## DO THIS
Will you transcribe the entries that follow, exactly and in full?

## PROVIDED DATA
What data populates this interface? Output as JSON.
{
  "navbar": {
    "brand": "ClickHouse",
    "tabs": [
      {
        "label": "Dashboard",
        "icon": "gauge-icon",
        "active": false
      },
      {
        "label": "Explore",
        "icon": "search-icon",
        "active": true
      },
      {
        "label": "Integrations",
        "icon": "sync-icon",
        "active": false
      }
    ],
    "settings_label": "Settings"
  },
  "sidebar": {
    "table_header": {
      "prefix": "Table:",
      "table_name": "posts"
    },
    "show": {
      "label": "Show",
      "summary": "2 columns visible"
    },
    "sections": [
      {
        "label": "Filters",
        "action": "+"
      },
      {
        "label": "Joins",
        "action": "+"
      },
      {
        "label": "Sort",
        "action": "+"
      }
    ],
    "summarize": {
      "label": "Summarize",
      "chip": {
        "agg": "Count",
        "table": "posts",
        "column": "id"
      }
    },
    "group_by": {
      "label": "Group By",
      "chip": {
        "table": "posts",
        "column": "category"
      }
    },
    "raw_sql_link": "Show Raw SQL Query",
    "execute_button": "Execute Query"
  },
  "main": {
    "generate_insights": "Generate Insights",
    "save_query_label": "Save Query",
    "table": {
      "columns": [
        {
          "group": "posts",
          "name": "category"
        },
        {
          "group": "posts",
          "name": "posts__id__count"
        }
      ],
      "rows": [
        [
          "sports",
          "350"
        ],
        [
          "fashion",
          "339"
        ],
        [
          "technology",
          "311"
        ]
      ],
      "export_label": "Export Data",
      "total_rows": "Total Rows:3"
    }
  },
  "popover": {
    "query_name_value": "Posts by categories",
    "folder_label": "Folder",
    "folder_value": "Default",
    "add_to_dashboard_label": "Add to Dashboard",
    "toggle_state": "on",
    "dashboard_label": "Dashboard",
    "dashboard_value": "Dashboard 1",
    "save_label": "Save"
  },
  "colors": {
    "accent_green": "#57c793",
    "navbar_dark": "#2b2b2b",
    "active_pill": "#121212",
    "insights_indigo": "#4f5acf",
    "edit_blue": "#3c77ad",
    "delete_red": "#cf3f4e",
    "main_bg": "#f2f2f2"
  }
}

## EXERCISE RESULT
What data populates this interface? Output as JSON.
{
  "navbar": {
    "brand": "ClickHouse",
    "tabs": [
      {
        "label": "Dashboard",
        "icon": "gauge-icon",
        "active": false
      },
      {
        "label": "Explore",
        "icon": "search-icon",
        "active": true
      },
      {
        "label": "Integrations",
        "icon": "sync-icon",
        "active": false
      }
    ],
    "settings_label": "Settings"
  },
  "sidebar": {
    "table_header": {
      "prefix": "Table:",
      "table_name": "posts"
    },
    "show": {
      "label": "Show",
      "summary": "2 columns visible"
    },
    "sections": [
      {
        "label": "Filters",
        "action": "+"
      },
      {
        "label": "Joins",
        "action": "+"
      },
      {
        "label": "Sort",
        "action": "+"
      }
    ],
    "summarize": {
      "label": "Summarize",
      "chip": {
        "agg": "Count",
        "table": "posts",
        "column": "id"
      }
    },
    "group_by": {
      "label": "Group By",
      "chip": {
        "table": "posts",
        "column": "category"
      }
    },
    "raw_sql_link": "Show Raw SQL Query",
    "execute_button": "Execute Query"
  },
  "main": {
    "generate_insights": "Generate Insights",
    "save_query_label": "Save Query",
    "table": {
      "columns": [
        {
          "group": "posts",
          "name": "category"
        },
        {
          "group": "posts",
          "name": "posts__id__count"
        }
      ],
      "rows": [
        [
          "sports",
          "350"
        ],
        [
          "fashion",
          "339"
        ],
        [
          "technology",
          "311"
        ]
      ],
      "export_label": "Export Data",
      "total_rows": "Total Rows:3"
    }
  },
  "popover": {
    "query_name_value": "Posts by categories",
    "folder_label": "Folder",
    "folder_value": "Default",
    "add_to_dashboard_label": "Add to Dashboard",
    "toggle_state": "on",
    "dashboard_label": "Dashboard",
    "dashboard_value": "Dashboard 1",
    "save_label": "Save"
  },
  "colors": {
    "accent_green": "#57c793",
    "navbar_dark": "#2b2b2b",
    "active_pill": "#121212",
    "insights_indigo": "#4f5acf",
    "edit_blue": "#3c77ad",
    "delete_red": "#cf3f4e",
    "main_bg": "#f2f2f2"
  }
}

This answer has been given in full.